-- Begin --

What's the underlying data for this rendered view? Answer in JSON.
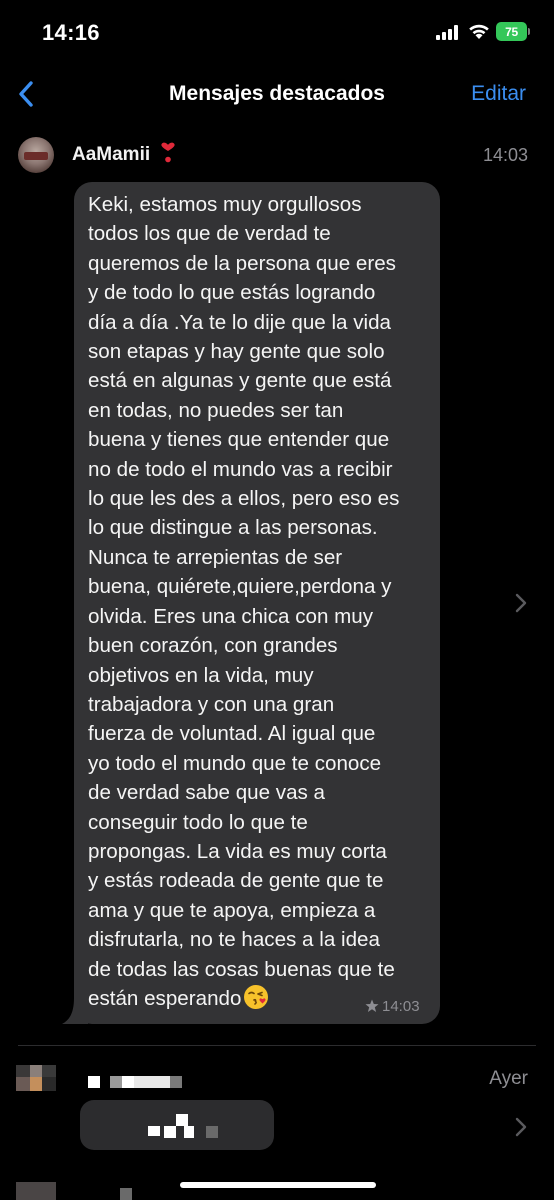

-- End --
-- Begin --

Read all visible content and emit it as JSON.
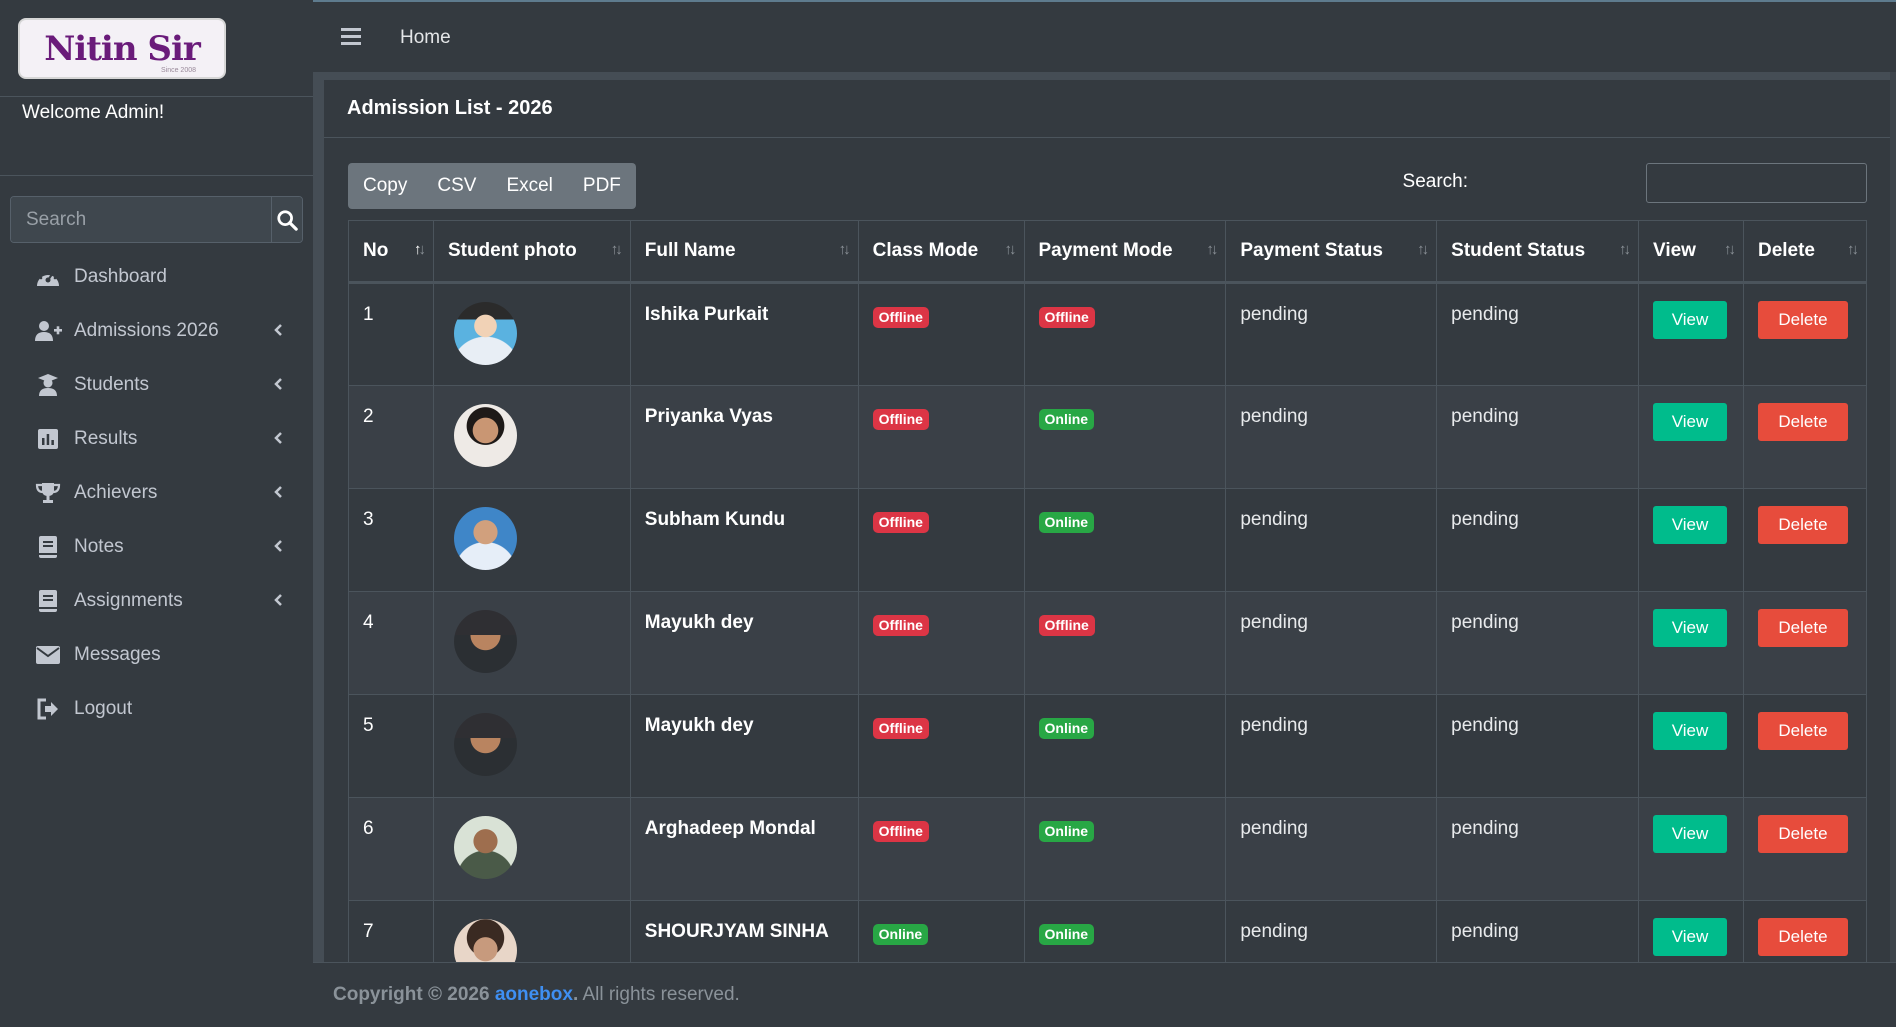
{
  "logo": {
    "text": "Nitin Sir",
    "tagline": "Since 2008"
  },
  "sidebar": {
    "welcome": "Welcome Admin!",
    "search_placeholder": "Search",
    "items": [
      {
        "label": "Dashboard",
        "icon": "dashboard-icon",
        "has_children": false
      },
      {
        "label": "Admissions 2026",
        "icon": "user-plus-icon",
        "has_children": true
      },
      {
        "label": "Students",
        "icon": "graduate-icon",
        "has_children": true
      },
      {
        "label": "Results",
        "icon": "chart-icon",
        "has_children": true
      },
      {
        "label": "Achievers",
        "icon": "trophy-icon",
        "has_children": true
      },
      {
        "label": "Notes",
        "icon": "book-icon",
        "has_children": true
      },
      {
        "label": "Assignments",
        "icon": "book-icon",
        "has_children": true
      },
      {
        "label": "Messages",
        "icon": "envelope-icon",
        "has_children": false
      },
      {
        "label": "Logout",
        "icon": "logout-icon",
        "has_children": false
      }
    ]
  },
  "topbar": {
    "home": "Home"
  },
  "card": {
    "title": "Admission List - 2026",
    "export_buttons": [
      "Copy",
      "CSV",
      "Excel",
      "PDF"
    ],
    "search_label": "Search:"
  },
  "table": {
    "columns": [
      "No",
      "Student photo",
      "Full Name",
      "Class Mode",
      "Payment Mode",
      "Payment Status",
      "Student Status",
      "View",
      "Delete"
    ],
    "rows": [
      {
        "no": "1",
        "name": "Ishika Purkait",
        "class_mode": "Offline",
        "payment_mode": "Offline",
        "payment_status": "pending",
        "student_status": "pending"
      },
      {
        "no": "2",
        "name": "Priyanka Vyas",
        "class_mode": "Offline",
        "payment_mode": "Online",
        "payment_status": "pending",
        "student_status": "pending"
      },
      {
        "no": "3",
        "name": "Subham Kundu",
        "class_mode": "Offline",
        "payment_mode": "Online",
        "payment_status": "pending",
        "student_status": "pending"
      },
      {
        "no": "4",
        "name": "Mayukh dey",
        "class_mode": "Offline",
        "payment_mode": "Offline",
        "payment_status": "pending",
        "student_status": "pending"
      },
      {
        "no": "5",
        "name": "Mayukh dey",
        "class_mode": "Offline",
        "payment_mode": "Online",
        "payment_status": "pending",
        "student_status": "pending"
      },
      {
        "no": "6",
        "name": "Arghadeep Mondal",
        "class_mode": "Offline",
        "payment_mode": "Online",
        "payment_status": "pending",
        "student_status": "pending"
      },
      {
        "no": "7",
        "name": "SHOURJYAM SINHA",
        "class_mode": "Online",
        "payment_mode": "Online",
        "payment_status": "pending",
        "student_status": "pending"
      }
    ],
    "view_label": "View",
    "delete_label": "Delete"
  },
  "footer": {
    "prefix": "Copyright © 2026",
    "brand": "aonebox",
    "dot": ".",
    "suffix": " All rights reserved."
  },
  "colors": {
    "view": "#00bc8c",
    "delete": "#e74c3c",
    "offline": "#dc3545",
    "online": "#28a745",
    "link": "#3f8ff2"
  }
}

-- End --
-- Begin --

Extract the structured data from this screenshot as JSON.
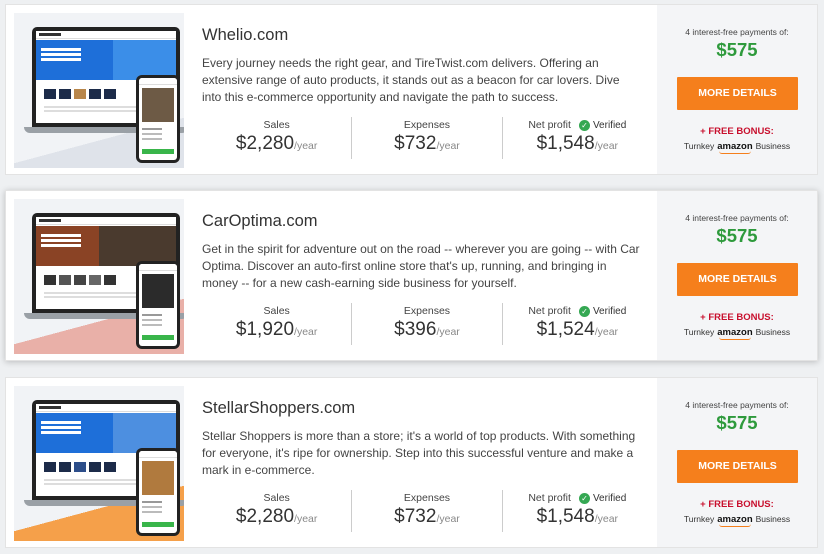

-- End --

▶ EXERCISE GOAL
Locate each line with the word "this" and copy it.

▶ CORRECT ANSWER
What's the underlying data for this rendered view? Answer in JSON.
Extract the structured data from this screenshot as JSON.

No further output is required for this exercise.